Raw data:
┏━━

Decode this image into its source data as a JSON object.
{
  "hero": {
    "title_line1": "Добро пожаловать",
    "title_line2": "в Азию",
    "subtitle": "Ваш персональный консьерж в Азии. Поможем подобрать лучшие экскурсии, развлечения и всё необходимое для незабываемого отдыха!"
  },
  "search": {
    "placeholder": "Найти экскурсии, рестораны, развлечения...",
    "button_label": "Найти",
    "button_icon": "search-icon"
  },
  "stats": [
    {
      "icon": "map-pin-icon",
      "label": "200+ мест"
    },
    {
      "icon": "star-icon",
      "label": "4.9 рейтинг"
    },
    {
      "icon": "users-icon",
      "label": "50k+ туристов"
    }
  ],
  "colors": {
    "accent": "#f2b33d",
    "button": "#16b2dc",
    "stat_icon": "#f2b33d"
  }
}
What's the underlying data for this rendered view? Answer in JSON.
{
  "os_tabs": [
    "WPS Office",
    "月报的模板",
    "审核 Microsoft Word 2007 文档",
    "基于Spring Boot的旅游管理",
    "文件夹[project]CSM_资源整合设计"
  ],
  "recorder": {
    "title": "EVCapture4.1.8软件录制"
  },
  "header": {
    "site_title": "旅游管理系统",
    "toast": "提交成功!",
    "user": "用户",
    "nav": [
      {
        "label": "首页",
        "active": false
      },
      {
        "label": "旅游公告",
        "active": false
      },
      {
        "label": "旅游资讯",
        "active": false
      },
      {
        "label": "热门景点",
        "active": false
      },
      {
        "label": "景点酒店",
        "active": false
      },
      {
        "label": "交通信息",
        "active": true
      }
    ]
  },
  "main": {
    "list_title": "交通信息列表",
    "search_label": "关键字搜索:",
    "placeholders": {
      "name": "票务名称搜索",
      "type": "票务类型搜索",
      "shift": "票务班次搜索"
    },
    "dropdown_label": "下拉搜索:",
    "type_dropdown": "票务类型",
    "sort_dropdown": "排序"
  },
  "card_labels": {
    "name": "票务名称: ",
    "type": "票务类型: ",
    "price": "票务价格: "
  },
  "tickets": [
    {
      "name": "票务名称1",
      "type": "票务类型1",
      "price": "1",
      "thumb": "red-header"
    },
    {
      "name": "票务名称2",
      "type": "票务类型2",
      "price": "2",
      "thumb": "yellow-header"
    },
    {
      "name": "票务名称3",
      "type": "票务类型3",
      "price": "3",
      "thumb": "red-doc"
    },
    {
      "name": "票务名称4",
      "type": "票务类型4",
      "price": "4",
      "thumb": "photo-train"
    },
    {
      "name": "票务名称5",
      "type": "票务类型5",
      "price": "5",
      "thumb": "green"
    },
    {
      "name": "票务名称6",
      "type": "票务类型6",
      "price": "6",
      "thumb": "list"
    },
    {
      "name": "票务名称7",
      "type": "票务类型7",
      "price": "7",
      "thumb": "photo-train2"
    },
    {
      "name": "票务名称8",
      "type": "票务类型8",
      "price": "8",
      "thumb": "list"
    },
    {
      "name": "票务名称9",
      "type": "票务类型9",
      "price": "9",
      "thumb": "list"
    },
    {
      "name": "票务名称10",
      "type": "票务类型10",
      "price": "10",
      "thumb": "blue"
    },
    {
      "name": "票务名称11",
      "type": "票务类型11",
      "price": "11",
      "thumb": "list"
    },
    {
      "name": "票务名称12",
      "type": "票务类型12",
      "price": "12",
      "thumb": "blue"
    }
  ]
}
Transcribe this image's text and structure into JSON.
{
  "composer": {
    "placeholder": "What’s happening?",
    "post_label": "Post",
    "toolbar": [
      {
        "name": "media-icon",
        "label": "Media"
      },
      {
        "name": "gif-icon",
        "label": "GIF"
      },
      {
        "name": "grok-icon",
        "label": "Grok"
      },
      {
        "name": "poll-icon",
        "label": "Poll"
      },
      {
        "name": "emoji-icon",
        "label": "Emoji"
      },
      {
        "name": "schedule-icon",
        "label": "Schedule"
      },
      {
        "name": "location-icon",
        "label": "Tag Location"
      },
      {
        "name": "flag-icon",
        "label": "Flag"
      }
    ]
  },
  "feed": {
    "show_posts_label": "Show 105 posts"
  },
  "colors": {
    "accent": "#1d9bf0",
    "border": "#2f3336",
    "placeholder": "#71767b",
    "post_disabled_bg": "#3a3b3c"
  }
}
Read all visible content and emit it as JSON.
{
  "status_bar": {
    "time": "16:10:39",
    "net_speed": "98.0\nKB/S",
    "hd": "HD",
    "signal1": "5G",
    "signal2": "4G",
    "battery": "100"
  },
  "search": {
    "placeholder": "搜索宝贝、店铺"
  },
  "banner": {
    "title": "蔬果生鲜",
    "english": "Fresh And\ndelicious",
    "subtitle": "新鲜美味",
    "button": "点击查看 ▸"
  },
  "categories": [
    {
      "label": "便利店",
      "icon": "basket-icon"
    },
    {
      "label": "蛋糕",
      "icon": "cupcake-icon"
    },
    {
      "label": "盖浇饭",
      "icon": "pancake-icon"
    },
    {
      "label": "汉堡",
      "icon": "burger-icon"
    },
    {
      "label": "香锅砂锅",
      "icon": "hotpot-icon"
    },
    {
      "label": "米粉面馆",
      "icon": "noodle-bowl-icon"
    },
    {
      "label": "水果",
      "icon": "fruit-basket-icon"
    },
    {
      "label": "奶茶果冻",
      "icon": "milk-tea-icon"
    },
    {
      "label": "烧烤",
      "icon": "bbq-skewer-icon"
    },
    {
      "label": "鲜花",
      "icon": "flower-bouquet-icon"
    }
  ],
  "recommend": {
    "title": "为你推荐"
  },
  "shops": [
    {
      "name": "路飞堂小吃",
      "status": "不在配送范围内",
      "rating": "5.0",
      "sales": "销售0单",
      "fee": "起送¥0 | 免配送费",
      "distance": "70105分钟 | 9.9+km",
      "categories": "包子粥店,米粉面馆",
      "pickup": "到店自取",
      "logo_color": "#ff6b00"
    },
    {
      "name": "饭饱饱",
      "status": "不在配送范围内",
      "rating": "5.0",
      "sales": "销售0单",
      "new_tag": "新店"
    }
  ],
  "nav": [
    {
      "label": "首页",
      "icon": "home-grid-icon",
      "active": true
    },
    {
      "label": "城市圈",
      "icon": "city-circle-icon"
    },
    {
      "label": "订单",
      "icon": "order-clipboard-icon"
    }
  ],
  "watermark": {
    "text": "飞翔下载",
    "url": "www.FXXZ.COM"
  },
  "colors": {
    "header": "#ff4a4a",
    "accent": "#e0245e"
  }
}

┗━━

Task to carry out:
Working from the entries above, return all lines that contain "accent".

Solution to the exercise:
    "accent": "#f2b33d",
    "accent": "#1d9bf0",
    "accent": "#e0245e"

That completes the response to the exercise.